The records are to be restated in their entirety, word for word.
· · · · · · ·
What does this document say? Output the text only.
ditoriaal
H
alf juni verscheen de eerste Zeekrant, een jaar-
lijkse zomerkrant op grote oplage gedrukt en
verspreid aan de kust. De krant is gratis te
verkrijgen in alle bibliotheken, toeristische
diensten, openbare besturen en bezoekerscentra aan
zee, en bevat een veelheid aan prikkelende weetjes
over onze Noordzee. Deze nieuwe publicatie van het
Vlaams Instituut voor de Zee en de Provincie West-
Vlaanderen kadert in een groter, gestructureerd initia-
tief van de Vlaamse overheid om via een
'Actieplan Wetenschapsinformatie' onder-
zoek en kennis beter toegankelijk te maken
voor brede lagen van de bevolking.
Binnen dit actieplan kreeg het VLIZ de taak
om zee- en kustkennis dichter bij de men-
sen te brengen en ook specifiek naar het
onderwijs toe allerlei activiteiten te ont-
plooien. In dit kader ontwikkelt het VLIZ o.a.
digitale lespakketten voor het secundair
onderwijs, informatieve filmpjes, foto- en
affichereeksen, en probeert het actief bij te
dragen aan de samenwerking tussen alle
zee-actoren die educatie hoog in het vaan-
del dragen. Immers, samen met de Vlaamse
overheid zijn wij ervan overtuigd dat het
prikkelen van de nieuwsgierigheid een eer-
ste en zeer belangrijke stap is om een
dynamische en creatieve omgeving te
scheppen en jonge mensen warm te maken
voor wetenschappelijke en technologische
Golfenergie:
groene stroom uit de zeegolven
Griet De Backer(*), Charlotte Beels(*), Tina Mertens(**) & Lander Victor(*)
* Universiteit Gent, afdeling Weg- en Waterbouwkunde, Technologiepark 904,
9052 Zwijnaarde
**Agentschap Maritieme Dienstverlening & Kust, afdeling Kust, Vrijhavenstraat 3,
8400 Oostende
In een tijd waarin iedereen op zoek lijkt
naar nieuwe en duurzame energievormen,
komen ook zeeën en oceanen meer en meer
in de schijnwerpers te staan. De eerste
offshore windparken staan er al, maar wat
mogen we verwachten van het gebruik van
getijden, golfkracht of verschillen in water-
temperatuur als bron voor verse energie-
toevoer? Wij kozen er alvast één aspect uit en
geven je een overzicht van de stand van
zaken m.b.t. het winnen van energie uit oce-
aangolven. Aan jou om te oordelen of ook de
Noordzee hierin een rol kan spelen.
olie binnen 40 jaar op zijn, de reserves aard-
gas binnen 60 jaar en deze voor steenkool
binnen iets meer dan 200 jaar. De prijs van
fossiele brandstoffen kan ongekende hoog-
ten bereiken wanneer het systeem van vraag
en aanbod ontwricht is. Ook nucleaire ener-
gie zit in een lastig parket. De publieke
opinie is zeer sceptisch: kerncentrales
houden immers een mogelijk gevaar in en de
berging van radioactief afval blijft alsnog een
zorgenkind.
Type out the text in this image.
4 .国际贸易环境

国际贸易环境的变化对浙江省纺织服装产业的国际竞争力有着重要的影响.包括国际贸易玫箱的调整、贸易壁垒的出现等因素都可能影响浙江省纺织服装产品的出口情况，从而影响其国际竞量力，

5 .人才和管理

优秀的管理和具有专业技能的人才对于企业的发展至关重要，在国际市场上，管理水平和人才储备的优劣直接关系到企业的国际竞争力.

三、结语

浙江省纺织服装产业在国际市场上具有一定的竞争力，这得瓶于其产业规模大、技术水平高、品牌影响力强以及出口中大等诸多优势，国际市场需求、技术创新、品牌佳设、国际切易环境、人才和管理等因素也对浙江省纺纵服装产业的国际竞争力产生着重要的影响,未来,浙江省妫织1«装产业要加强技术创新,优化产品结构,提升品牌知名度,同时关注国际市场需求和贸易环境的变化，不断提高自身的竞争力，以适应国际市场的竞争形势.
· · · · · · ·
## The reply
What does this document say? Output the text only.
ditoriaal
H
alf juni verscheen de eerste Zeekrant, een jaar-
lijkse zomerkrant op grote oplage gedrukt en
verspreid aan de kust. De krant is gratis te
verkrijgen in alle bibliotheken, toeristische
diensten, openbare besturen en bezoekerscentra aan
zee, en bevat een veelheid aan prikkelende weetjes
over onze Noordzee. Deze nieuwe publicatie van het
Vlaams Instituut voor de Zee en de Provincie West-
Vlaanderen kadert in een groter, gestructureerd initia-
tief van de Vlaamse overheid om via een
'Actieplan Wetenschapsinformatie' onder-
zoek en kennis beter toegankelijk te maken
voor brede lagen van de bevolking.
Binnen dit actieplan kreeg het VLIZ de taak
om zee- en kustkennis dichter bij de men-
sen te brengen en ook specifiek naar het
onderwijs toe allerlei activiteiten te ont-
plooien. In dit kader ontwikkelt het VLIZ o.a.
digitale lespakketten voor het secundair
onderwijs, informatieve filmpjes, foto- en
affichereeksen, en probeert het actief bij te
dragen aan de samenwerking tussen alle
zee-actoren die educatie hoog in het vaan-
del dragen. Immers, samen met de Vlaamse
overheid zijn wij ervan overtuigd dat het
prikkelen van de nieuwsgierigheid een eer-
ste en zeer belangrijke stap is om een
dynamische en creatieve omgeving te
scheppen en jonge mensen warm te maken
voor wetenschappelijke en technologische
Golfenergie:
groene stroom uit de zeegolven
Griet De Backer(*), Charlotte Beels(*), Tina Mertens(**) & Lander Victor(*)
* Universiteit Gent, afdeling Weg- en Waterbouwkunde, Technologiepark 904,
9052 Zwijnaarde
**Agentschap Maritieme Dienstverlening & Kust, afdeling Kust, Vrijhavenstraat 3,
8400 Oostende
In een tijd waarin iedereen op zoek lijkt
naar nieuwe en duurzame energievormen,
komen ook zeeën en oceanen meer en meer
in de schijnwerpers te staan. De eerste
offshore windparken staan er al, maar wat
mogen we verwachten van het gebruik van
getijden, golfkracht of verschillen in water-
temperatuur als bron voor verse energie-
toevoer? Wij kozen er alvast één aspect uit en
geven je een overzicht van de stand van
zaken m.b.t. het winnen van energie uit oce-
aangolven. Aan jou om te oordelen of ook de
Noordzee hierin een rol kan spelen.
olie binnen 40 jaar op zijn, de reserves aard-
gas binnen 60 jaar en deze voor steenkool
binnen iets meer dan 200 jaar. De prijs van
fossiele brandstoffen kan ongekende hoog-
ten bereiken wanneer het systeem van vraag
en aanbod ontwricht is. Ook nucleaire ener-
gie zit in een lastig parket. De publieke
opinie is zeer sceptisch: kerncentrales
houden immers een mogelijk gevaar in en de
berging van radioactief afval blijft alsnog een
zorgenkind.
Type out the text in this image.
4 .国际贸易环境

国际贸易环境的变化对浙江省纺织服装产业的国际竞争力有着重要的影响.包括国际贸易玫箱的调整、贸易壁垒的出现等因素都可能影响浙江省纺织服装产品的出口情况，从而影响其国际竞量力，

5 .人才和管理

优秀的管理和具有专业技能的人才对于企业的发展至关重要，在国际市场上，管理水平和人才储备的优劣直接关系到企业的国际竞争力.

三、结语

浙江省纺织服装产业在国际市场上具有一定的竞争力，这得瓶于其产业规模大、技术水平高、品牌影响力强以及出口中大等诸多优势，国际市场需求、技术创新、品牌佳设、国际切易环境、人才和管理等因素也对浙江省纺纵服装产业的国际竞争力产生着重要的影响,未来,浙江省妫织1«装产业要加强技术创新,优化产品结构,提升品牌知名度,同时关注国际市场需求和贸易环境的变化，不断提高自身的竞争力，以适应国际市场的竞争形势.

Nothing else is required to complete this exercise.